Show all lines from the data that include the word "object".

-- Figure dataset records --
Begin

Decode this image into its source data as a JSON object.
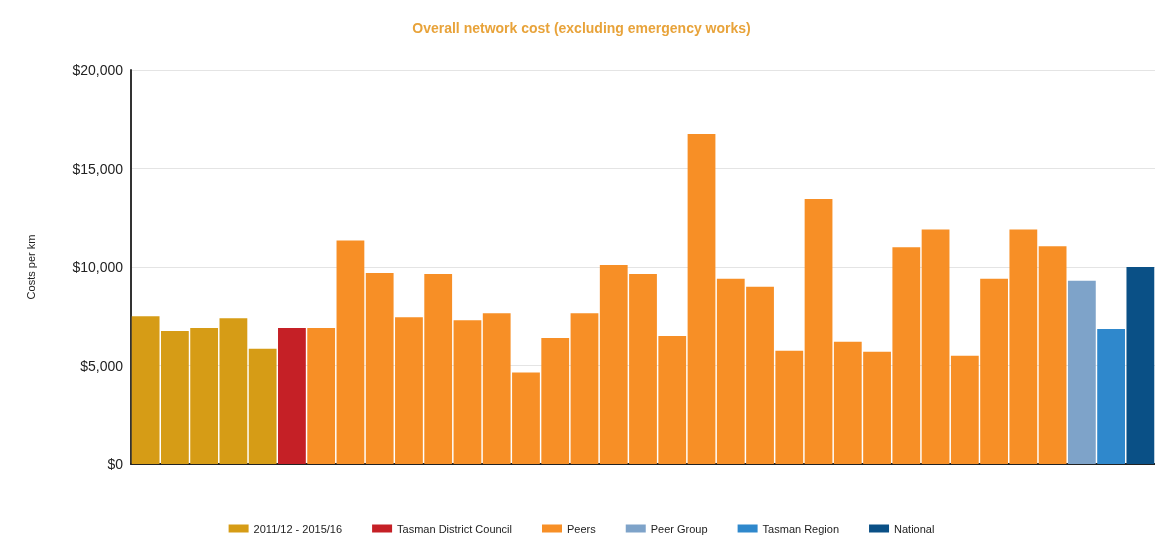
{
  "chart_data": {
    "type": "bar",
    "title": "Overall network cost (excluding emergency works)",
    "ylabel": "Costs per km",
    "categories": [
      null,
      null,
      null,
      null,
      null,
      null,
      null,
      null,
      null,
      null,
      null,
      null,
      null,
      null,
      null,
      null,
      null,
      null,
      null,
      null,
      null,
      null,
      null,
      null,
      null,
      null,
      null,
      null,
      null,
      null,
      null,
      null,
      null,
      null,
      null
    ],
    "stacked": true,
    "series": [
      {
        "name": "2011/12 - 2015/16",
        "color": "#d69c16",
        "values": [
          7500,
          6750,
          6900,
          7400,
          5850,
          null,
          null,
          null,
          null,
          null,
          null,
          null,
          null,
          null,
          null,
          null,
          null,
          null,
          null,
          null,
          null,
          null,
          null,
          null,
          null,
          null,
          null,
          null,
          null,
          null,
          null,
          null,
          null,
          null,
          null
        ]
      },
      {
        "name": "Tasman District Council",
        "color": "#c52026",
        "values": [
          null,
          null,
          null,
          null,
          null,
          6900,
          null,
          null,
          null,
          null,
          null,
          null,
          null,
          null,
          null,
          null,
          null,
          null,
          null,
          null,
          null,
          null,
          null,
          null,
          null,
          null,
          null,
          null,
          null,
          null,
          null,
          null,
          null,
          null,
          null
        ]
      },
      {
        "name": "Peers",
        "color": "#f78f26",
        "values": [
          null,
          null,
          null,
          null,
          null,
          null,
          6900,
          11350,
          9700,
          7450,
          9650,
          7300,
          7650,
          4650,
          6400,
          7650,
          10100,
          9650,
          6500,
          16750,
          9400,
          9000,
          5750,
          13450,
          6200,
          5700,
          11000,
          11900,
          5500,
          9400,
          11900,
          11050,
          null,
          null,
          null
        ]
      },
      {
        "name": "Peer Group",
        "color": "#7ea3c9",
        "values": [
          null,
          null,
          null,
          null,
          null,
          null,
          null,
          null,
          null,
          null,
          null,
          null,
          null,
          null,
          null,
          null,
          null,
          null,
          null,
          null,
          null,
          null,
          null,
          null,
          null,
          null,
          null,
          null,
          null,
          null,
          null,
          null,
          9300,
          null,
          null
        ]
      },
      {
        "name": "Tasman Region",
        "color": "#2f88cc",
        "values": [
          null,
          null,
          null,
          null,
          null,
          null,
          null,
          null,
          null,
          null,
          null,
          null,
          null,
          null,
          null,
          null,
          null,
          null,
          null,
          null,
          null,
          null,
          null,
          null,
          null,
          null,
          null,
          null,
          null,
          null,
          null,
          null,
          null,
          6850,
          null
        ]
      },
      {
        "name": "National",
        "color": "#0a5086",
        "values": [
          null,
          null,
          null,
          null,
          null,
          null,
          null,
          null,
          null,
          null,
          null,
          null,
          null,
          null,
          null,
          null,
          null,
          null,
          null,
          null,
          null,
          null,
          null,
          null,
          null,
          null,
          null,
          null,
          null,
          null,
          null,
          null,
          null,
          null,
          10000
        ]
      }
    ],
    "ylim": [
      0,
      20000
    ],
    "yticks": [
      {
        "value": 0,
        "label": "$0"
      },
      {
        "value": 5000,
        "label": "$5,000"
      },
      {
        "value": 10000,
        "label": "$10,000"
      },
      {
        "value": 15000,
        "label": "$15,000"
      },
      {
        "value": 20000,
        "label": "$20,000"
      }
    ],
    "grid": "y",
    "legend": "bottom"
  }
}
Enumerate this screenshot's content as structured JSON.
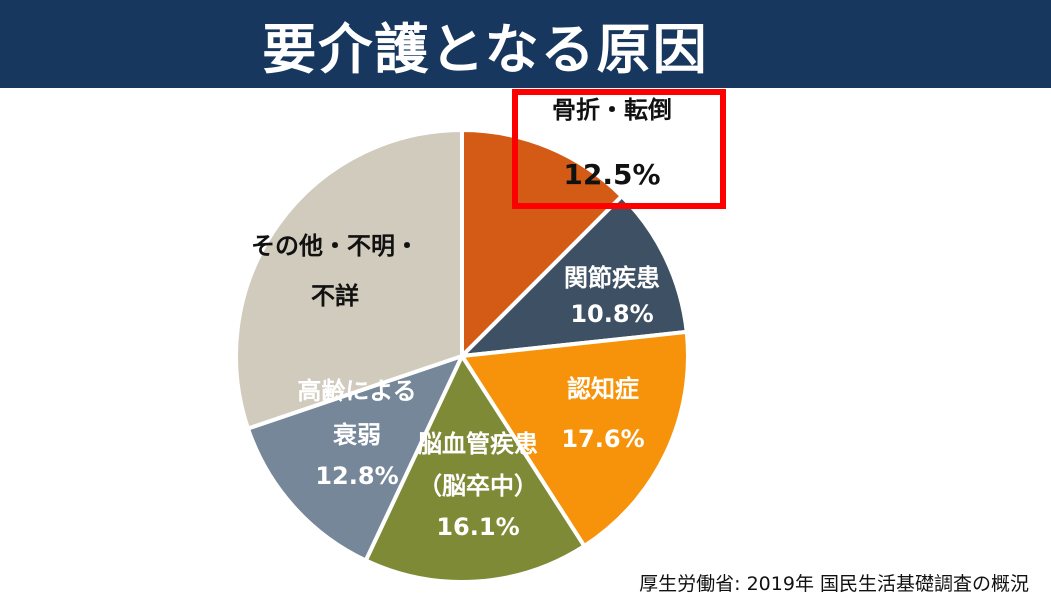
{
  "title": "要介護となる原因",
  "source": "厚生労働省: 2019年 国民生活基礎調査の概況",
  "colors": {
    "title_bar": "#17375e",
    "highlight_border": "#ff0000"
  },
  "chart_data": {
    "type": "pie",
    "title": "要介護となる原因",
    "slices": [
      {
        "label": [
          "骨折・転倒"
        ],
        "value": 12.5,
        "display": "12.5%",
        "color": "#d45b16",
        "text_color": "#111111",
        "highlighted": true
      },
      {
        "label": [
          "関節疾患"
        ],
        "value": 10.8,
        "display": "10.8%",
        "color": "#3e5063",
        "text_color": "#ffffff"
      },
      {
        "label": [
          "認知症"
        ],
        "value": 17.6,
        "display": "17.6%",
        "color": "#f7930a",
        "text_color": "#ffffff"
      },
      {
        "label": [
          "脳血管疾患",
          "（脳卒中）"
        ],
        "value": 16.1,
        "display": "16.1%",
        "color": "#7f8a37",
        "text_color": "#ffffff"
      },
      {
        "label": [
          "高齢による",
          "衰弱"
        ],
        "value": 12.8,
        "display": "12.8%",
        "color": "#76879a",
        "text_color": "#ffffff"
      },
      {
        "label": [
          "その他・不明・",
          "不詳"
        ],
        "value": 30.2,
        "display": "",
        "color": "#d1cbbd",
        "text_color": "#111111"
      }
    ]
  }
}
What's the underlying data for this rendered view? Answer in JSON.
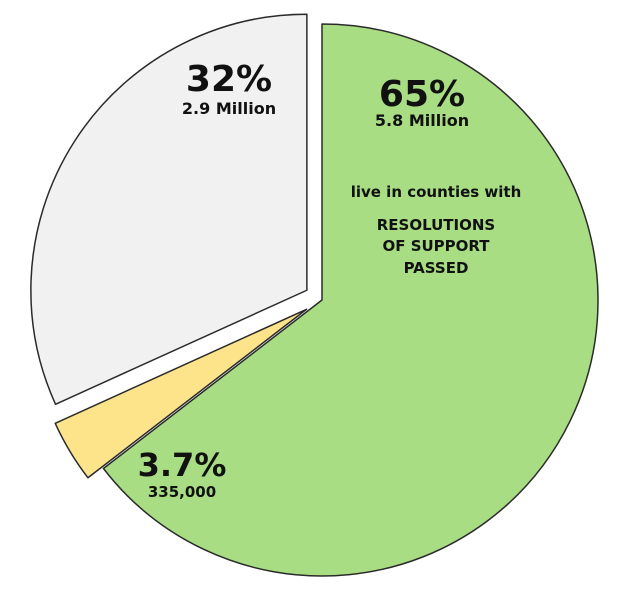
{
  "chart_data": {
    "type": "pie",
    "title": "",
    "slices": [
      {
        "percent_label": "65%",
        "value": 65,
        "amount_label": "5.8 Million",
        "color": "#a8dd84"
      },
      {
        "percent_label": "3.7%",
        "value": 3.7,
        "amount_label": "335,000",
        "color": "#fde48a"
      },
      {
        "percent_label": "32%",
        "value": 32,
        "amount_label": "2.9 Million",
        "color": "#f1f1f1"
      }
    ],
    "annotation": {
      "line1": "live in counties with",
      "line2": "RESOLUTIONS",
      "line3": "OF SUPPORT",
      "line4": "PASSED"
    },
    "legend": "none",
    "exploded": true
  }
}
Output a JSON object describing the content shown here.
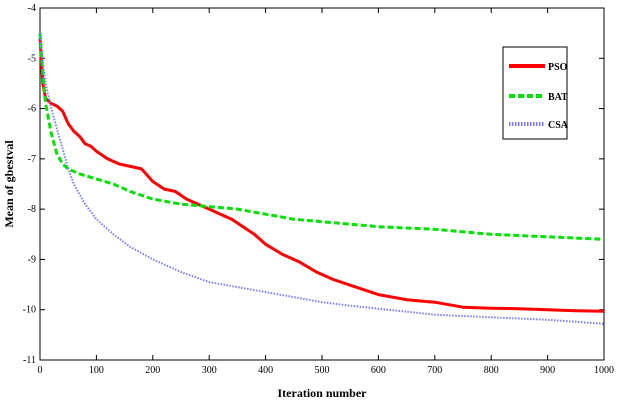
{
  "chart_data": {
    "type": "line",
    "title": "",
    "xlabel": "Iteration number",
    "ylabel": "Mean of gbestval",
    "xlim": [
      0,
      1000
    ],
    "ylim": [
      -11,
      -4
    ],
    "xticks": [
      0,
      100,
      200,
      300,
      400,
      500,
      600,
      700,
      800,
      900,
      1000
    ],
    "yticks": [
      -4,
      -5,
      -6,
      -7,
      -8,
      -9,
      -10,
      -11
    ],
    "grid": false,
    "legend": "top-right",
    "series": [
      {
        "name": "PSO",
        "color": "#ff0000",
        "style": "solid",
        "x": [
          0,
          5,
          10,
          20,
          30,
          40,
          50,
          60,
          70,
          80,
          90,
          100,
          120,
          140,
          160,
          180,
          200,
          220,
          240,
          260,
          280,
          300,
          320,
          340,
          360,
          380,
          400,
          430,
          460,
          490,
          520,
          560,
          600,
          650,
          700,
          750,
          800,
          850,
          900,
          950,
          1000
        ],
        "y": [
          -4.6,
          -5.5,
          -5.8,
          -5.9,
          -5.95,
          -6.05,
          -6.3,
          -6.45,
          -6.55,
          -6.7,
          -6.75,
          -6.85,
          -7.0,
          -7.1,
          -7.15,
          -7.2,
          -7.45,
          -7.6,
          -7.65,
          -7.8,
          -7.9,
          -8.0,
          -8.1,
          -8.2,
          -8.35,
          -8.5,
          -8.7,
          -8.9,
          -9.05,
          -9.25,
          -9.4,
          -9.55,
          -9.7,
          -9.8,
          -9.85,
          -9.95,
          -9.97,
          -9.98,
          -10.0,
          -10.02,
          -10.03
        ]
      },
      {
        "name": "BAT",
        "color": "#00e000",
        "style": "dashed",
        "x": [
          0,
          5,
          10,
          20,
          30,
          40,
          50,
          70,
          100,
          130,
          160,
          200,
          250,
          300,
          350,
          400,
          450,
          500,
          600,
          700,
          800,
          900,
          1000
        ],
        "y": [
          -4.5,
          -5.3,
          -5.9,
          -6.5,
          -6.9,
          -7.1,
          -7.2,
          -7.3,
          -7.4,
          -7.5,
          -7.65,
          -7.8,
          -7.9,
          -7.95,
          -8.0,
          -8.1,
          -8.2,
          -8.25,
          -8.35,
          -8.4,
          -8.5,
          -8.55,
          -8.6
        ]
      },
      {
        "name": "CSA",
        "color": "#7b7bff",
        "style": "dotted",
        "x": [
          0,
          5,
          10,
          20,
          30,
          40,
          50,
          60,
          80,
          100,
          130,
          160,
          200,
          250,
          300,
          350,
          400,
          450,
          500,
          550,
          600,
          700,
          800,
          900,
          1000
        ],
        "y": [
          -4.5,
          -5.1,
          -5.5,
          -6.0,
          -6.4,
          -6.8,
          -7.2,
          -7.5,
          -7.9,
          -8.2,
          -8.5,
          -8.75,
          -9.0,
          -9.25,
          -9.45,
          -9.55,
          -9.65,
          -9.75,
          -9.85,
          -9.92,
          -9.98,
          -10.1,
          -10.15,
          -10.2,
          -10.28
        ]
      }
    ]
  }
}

End

-- Result below --
Decode this image into its source data as a JSON object.
Output a JSON object describing the content shown here.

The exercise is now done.